>> START
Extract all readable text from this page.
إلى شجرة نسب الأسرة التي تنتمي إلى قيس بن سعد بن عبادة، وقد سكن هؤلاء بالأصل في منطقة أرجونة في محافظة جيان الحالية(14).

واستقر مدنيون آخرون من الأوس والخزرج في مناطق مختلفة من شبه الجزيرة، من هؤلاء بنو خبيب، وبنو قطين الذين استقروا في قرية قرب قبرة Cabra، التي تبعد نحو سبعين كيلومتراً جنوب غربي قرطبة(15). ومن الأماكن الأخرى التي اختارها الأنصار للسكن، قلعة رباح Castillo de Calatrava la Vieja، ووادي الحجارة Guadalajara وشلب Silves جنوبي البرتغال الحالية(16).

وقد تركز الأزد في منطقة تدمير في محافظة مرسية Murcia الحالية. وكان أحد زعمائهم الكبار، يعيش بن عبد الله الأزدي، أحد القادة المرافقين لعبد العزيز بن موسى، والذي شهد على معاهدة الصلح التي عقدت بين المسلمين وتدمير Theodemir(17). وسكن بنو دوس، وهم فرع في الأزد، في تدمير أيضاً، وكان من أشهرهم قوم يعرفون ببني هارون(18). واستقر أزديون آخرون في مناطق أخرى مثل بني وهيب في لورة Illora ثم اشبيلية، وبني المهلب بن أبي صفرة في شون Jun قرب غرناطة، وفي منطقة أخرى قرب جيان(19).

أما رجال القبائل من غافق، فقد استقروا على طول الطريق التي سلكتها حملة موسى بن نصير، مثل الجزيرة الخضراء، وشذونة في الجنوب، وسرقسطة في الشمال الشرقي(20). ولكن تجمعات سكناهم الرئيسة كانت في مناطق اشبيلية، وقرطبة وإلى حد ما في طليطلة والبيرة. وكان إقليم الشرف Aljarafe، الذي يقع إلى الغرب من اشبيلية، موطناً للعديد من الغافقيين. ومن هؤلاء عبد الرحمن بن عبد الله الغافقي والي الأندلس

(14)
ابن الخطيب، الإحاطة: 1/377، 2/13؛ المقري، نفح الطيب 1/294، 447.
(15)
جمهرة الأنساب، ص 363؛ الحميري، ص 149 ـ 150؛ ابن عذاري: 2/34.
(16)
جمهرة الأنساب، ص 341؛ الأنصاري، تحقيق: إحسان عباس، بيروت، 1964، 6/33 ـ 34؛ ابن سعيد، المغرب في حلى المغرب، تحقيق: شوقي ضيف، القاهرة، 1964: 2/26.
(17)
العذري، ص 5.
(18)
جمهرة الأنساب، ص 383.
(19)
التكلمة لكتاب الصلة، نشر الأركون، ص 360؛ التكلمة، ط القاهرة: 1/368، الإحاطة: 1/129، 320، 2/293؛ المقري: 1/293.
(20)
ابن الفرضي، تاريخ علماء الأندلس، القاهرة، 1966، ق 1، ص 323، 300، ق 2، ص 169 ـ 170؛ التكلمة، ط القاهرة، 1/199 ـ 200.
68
>> END
• Task to complete: Copy every record exactly as presented.

• Expected answer:
Extract all readable text from this page.
إلى شجرة نسب الأسرة التي تنتمي إلى قيس بن سعد بن عبادة، وقد سكن هؤلاء بالأصل في منطقة أرجونة في محافظة جيان الحالية(14).

واستقر مدنيون آخرون من الأوس والخزرج في مناطق مختلفة من شبه الجزيرة، من هؤلاء بنو خبيب، وبنو قطين الذين استقروا في قرية قرب قبرة Cabra، التي تبعد نحو سبعين كيلومتراً جنوب غربي قرطبة(15). ومن الأماكن الأخرى التي اختارها الأنصار للسكن، قلعة رباح Castillo de Calatrava la Vieja، ووادي الحجارة Guadalajara وشلب Silves جنوبي البرتغال الحالية(16).

وقد تركز الأزد في منطقة تدمير في محافظة مرسية Murcia الحالية. وكان أحد زعمائهم الكبار، يعيش بن عبد الله الأزدي، أحد القادة المرافقين لعبد العزيز بن موسى، والذي شهد على معاهدة الصلح التي عقدت بين المسلمين وتدمير Theodemir(17). وسكن بنو دوس، وهم فرع في الأزد، في تدمير أيضاً، وكان من أشهرهم قوم يعرفون ببني هارون(18). واستقر أزديون آخرون في مناطق أخرى مثل بني وهيب في لورة Illora ثم اشبيلية، وبني المهلب بن أبي صفرة في شون Jun قرب غرناطة، وفي منطقة أخرى قرب جيان(19).

أما رجال القبائل من غافق، فقد استقروا على طول الطريق التي سلكتها حملة موسى بن نصير، مثل الجزيرة الخضراء، وشذونة في الجنوب، وسرقسطة في الشمال الشرقي(20). ولكن تجمعات سكناهم الرئيسة كانت في مناطق اشبيلية، وقرطبة وإلى حد ما في طليطلة والبيرة. وكان إقليم الشرف Aljarafe، الذي يقع إلى الغرب من اشبيلية، موطناً للعديد من الغافقيين. ومن هؤلاء عبد الرحمن بن عبد الله الغافقي والي الأندلس

(14)
ابن الخطيب، الإحاطة: 1/377، 2/13؛ المقري، نفح الطيب 1/294، 447.
(15)
جمهرة الأنساب، ص 363؛ الحميري، ص 149 ـ 150؛ ابن عذاري: 2/34.
(16)
جمهرة الأنساب، ص 341؛ الأنصاري، تحقيق: إحسان عباس، بيروت، 1964، 6/33 ـ 34؛ ابن سعيد، المغرب في حلى المغرب، تحقيق: شوقي ضيف، القاهرة، 1964: 2/26.
(17)
العذري، ص 5.
(18)
جمهرة الأنساب، ص 383.
(19)
التكلمة لكتاب الصلة، نشر الأركون، ص 360؛ التكلمة، ط القاهرة: 1/368، الإحاطة: 1/129، 320، 2/293؛ المقري: 1/293.
(20)
ابن الفرضي، تاريخ علماء الأندلس، القاهرة، 1966، ق 1، ص 323، 300، ق 2، ص 169 ـ 170؛ التكلمة، ط القاهرة، 1/199 ـ 200.
68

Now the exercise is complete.